Figure content listings

━━━━━━━━━━━━━━━━━━━━

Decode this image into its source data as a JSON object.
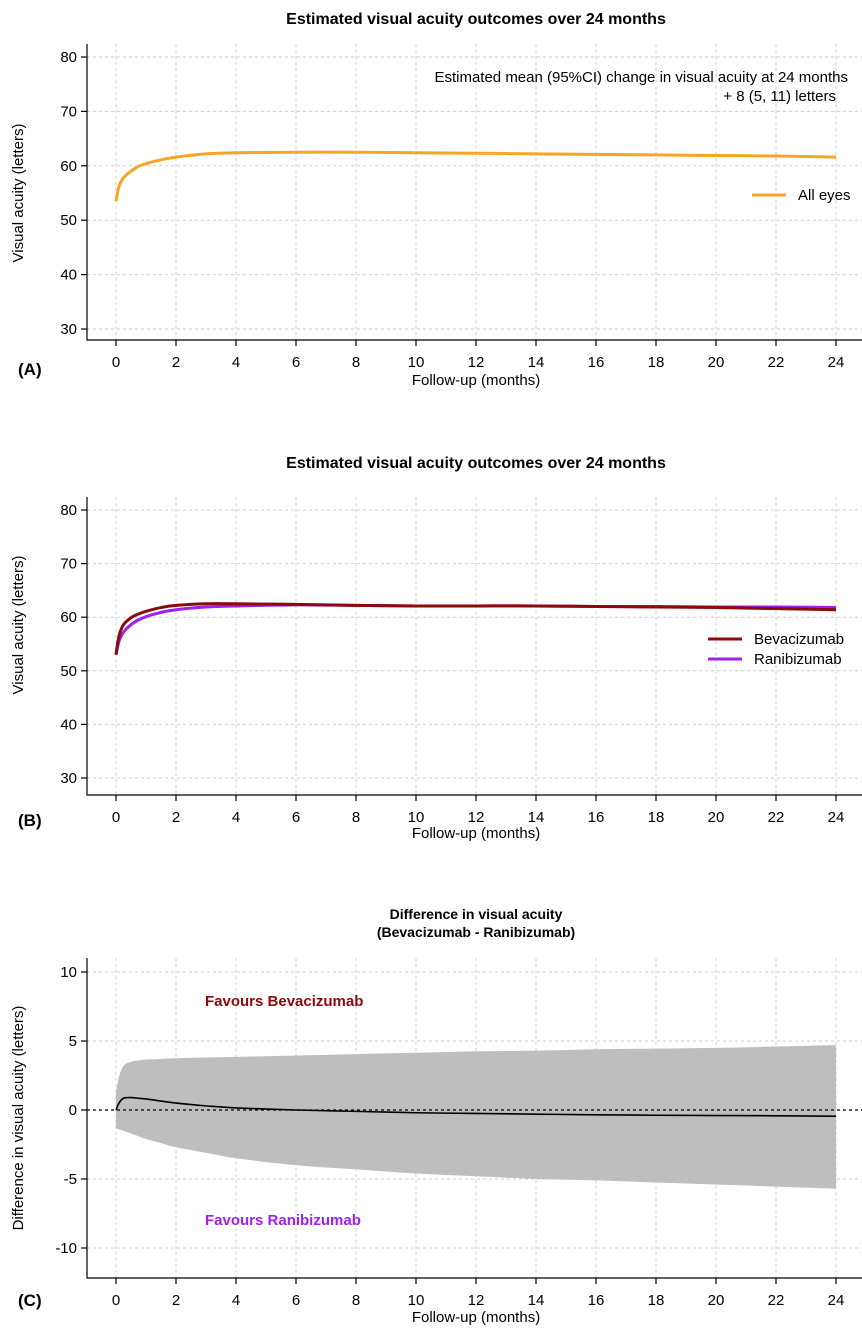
{
  "chart_data": [
    {
      "panel": "(A)",
      "type": "line",
      "title": "Estimated visual acuity outcomes over 24 months",
      "xlabel": "Follow-up (months)",
      "ylabel": "Visual acuity (letters)",
      "xlim": [
        0,
        24
      ],
      "ylim": [
        30,
        80
      ],
      "xticks": [
        "0",
        "2",
        "4",
        "6",
        "8",
        "10",
        "12",
        "14",
        "16",
        "18",
        "20",
        "22",
        "24"
      ],
      "yticks": [
        "30",
        "40",
        "50",
        "60",
        "70",
        "80"
      ],
      "grid": true,
      "legend_position": "right",
      "annotation_line1": "Estimated mean (95%CI) change in visual acuity at 24 months",
      "annotation_line2": "+ 8 (5, 11) letters",
      "series": [
        {
          "name": "All eyes",
          "color": "#F5A623",
          "x": [
            0,
            0.1,
            0.25,
            0.5,
            0.75,
            1,
            1.5,
            2,
            3,
            4,
            6,
            8,
            10,
            12,
            14,
            16,
            18,
            20,
            22,
            24
          ],
          "y": [
            53.5,
            56.2,
            57.8,
            59.0,
            59.9,
            60.4,
            61.1,
            61.6,
            62.2,
            62.4,
            62.5,
            62.5,
            62.4,
            62.3,
            62.2,
            62.1,
            62.0,
            61.9,
            61.8,
            61.6
          ]
        }
      ]
    },
    {
      "panel": "(B)",
      "type": "line",
      "title": "Estimated visual acuity outcomes over 24 months",
      "xlabel": "Follow-up (months)",
      "ylabel": "Visual acuity (letters)",
      "xlim": [
        0,
        24
      ],
      "ylim": [
        30,
        80
      ],
      "xticks": [
        "0",
        "2",
        "4",
        "6",
        "8",
        "10",
        "12",
        "14",
        "16",
        "18",
        "20",
        "22",
        "24"
      ],
      "yticks": [
        "30",
        "40",
        "50",
        "60",
        "70",
        "80"
      ],
      "grid": true,
      "legend_position": "right",
      "series": [
        {
          "name": "Bevacizumab",
          "color": "#8B0A0A",
          "x": [
            0,
            0.1,
            0.25,
            0.5,
            0.75,
            1,
            1.5,
            2,
            3,
            4,
            6,
            8,
            10,
            12,
            14,
            16,
            18,
            20,
            22,
            24
          ],
          "y": [
            53.0,
            56.5,
            58.6,
            59.9,
            60.6,
            61.1,
            61.8,
            62.2,
            62.5,
            62.5,
            62.4,
            62.2,
            62.1,
            62.1,
            62.1,
            62.0,
            61.9,
            61.8,
            61.6,
            61.4
          ]
        },
        {
          "name": "Ranibizumab",
          "color": "#A020F0",
          "x": [
            0,
            0.1,
            0.25,
            0.5,
            0.75,
            1,
            1.5,
            2,
            3,
            4,
            6,
            8,
            10,
            12,
            14,
            16,
            18,
            20,
            22,
            24
          ],
          "y": [
            53.0,
            55.5,
            57.2,
            58.6,
            59.5,
            60.1,
            60.9,
            61.4,
            61.9,
            62.1,
            62.3,
            62.2,
            62.1,
            62.1,
            62.1,
            62.0,
            62.0,
            61.9,
            61.9,
            61.8
          ]
        }
      ]
    },
    {
      "panel": "(C)",
      "type": "area",
      "title_line1": "Difference in visual acuity",
      "title_line2": "(Bevacizumab - Ranibizumab)",
      "xlabel": "Follow-up (months)",
      "ylabel": "Difference in visual acuity (letters)",
      "xlim": [
        0,
        24
      ],
      "ylim": [
        -10,
        10
      ],
      "xticks": [
        "0",
        "2",
        "4",
        "6",
        "8",
        "10",
        "12",
        "14",
        "16",
        "18",
        "20",
        "22",
        "24"
      ],
      "yticks": [
        "-10",
        "-5",
        "0",
        "5",
        "10"
      ],
      "grid": true,
      "reference_line": 0,
      "favours_top": "Favours Bevacizumab",
      "favours_top_color": "#8B0A0A",
      "favours_bottom": "Favours Ranibizumab",
      "favours_bottom_color": "#A020F0",
      "band_color": "#BEBEBE",
      "estimate": {
        "color": "#000000",
        "x": [
          0,
          0.1,
          0.25,
          0.5,
          0.75,
          1,
          1.5,
          2,
          3,
          4,
          6,
          8,
          10,
          12,
          14,
          16,
          18,
          20,
          22,
          24
        ],
        "y": [
          0.0,
          0.5,
          0.85,
          0.9,
          0.85,
          0.8,
          0.65,
          0.5,
          0.3,
          0.15,
          0.0,
          -0.1,
          -0.2,
          -0.25,
          -0.3,
          -0.35,
          -0.38,
          -0.4,
          -0.42,
          -0.45
        ]
      },
      "ci_upper": {
        "x": [
          0,
          0.1,
          0.25,
          0.5,
          0.75,
          1,
          1.5,
          2,
          3,
          4,
          6,
          8,
          10,
          12,
          14,
          16,
          18,
          20,
          22,
          24
        ],
        "y": [
          1.3,
          2.4,
          3.2,
          3.5,
          3.6,
          3.65,
          3.7,
          3.75,
          3.8,
          3.85,
          3.95,
          4.05,
          4.15,
          4.25,
          4.3,
          4.4,
          4.45,
          4.5,
          4.6,
          4.7
        ]
      },
      "ci_lower": {
        "x": [
          0,
          0.1,
          0.25,
          0.5,
          0.75,
          1,
          1.5,
          2,
          3,
          4,
          6,
          8,
          10,
          12,
          14,
          16,
          18,
          20,
          22,
          24
        ],
        "y": [
          -1.3,
          -1.4,
          -1.5,
          -1.7,
          -1.9,
          -2.1,
          -2.4,
          -2.7,
          -3.1,
          -3.5,
          -4.0,
          -4.3,
          -4.6,
          -4.8,
          -5.0,
          -5.1,
          -5.25,
          -5.4,
          -5.55,
          -5.7
        ]
      }
    }
  ]
}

━━━━━━━━━━━━━━━━━━━━

GIVEN TASK> Repeat every record precisely. Any picture among them stays out of the copy.

OUTPUT>
Decode this image into its source data as a JSON object.
{
  "chart_data": [
    {
      "panel": "(A)",
      "type": "line",
      "title": "Estimated visual acuity outcomes over 24 months",
      "xlabel": "Follow-up (months)",
      "ylabel": "Visual acuity (letters)",
      "xlim": [
        0,
        24
      ],
      "ylim": [
        30,
        80
      ],
      "xticks": [
        "0",
        "2",
        "4",
        "6",
        "8",
        "10",
        "12",
        "14",
        "16",
        "18",
        "20",
        "22",
        "24"
      ],
      "yticks": [
        "30",
        "40",
        "50",
        "60",
        "70",
        "80"
      ],
      "grid": true,
      "legend_position": "right",
      "annotation_line1": "Estimated mean (95%CI) change in visual acuity at 24 months",
      "annotation_line2": "+ 8 (5, 11) letters",
      "series": [
        {
          "name": "All eyes",
          "color": "#F5A623",
          "x": [
            0,
            0.1,
            0.25,
            0.5,
            0.75,
            1,
            1.5,
            2,
            3,
            4,
            6,
            8,
            10,
            12,
            14,
            16,
            18,
            20,
            22,
            24
          ],
          "y": [
            53.5,
            56.2,
            57.8,
            59.0,
            59.9,
            60.4,
            61.1,
            61.6,
            62.2,
            62.4,
            62.5,
            62.5,
            62.4,
            62.3,
            62.2,
            62.1,
            62.0,
            61.9,
            61.8,
            61.6
          ]
        }
      ]
    },
    {
      "panel": "(B)",
      "type": "line",
      "title": "Estimated visual acuity outcomes over 24 months",
      "xlabel": "Follow-up (months)",
      "ylabel": "Visual acuity (letters)",
      "xlim": [
        0,
        24
      ],
      "ylim": [
        30,
        80
      ],
      "xticks": [
        "0",
        "2",
        "4",
        "6",
        "8",
        "10",
        "12",
        "14",
        "16",
        "18",
        "20",
        "22",
        "24"
      ],
      "yticks": [
        "30",
        "40",
        "50",
        "60",
        "70",
        "80"
      ],
      "grid": true,
      "legend_position": "right",
      "series": [
        {
          "name": "Bevacizumab",
          "color": "#8B0A0A",
          "x": [
            0,
            0.1,
            0.25,
            0.5,
            0.75,
            1,
            1.5,
            2,
            3,
            4,
            6,
            8,
            10,
            12,
            14,
            16,
            18,
            20,
            22,
            24
          ],
          "y": [
            53.0,
            56.5,
            58.6,
            59.9,
            60.6,
            61.1,
            61.8,
            62.2,
            62.5,
            62.5,
            62.4,
            62.2,
            62.1,
            62.1,
            62.1,
            62.0,
            61.9,
            61.8,
            61.6,
            61.4
          ]
        },
        {
          "name": "Ranibizumab",
          "color": "#A020F0",
          "x": [
            0,
            0.1,
            0.25,
            0.5,
            0.75,
            1,
            1.5,
            2,
            3,
            4,
            6,
            8,
            10,
            12,
            14,
            16,
            18,
            20,
            22,
            24
          ],
          "y": [
            53.0,
            55.5,
            57.2,
            58.6,
            59.5,
            60.1,
            60.9,
            61.4,
            61.9,
            62.1,
            62.3,
            62.2,
            62.1,
            62.1,
            62.1,
            62.0,
            62.0,
            61.9,
            61.9,
            61.8
          ]
        }
      ]
    },
    {
      "panel": "(C)",
      "type": "area",
      "title_line1": "Difference in visual acuity",
      "title_line2": "(Bevacizumab - Ranibizumab)",
      "xlabel": "Follow-up (months)",
      "ylabel": "Difference in visual acuity (letters)",
      "xlim": [
        0,
        24
      ],
      "ylim": [
        -10,
        10
      ],
      "xticks": [
        "0",
        "2",
        "4",
        "6",
        "8",
        "10",
        "12",
        "14",
        "16",
        "18",
        "20",
        "22",
        "24"
      ],
      "yticks": [
        "-10",
        "-5",
        "0",
        "5",
        "10"
      ],
      "grid": true,
      "reference_line": 0,
      "favours_top": "Favours Bevacizumab",
      "favours_top_color": "#8B0A0A",
      "favours_bottom": "Favours Ranibizumab",
      "favours_bottom_color": "#A020F0",
      "band_color": "#BEBEBE",
      "estimate": {
        "color": "#000000",
        "x": [
          0,
          0.1,
          0.25,
          0.5,
          0.75,
          1,
          1.5,
          2,
          3,
          4,
          6,
          8,
          10,
          12,
          14,
          16,
          18,
          20,
          22,
          24
        ],
        "y": [
          0.0,
          0.5,
          0.85,
          0.9,
          0.85,
          0.8,
          0.65,
          0.5,
          0.3,
          0.15,
          0.0,
          -0.1,
          -0.2,
          -0.25,
          -0.3,
          -0.35,
          -0.38,
          -0.4,
          -0.42,
          -0.45
        ]
      },
      "ci_upper": {
        "x": [
          0,
          0.1,
          0.25,
          0.5,
          0.75,
          1,
          1.5,
          2,
          3,
          4,
          6,
          8,
          10,
          12,
          14,
          16,
          18,
          20,
          22,
          24
        ],
        "y": [
          1.3,
          2.4,
          3.2,
          3.5,
          3.6,
          3.65,
          3.7,
          3.75,
          3.8,
          3.85,
          3.95,
          4.05,
          4.15,
          4.25,
          4.3,
          4.4,
          4.45,
          4.5,
          4.6,
          4.7
        ]
      },
      "ci_lower": {
        "x": [
          0,
          0.1,
          0.25,
          0.5,
          0.75,
          1,
          1.5,
          2,
          3,
          4,
          6,
          8,
          10,
          12,
          14,
          16,
          18,
          20,
          22,
          24
        ],
        "y": [
          -1.3,
          -1.4,
          -1.5,
          -1.7,
          -1.9,
          -2.1,
          -2.4,
          -2.7,
          -3.1,
          -3.5,
          -4.0,
          -4.3,
          -4.6,
          -4.8,
          -5.0,
          -5.1,
          -5.25,
          -5.4,
          -5.55,
          -5.7
        ]
      }
    }
  ]
}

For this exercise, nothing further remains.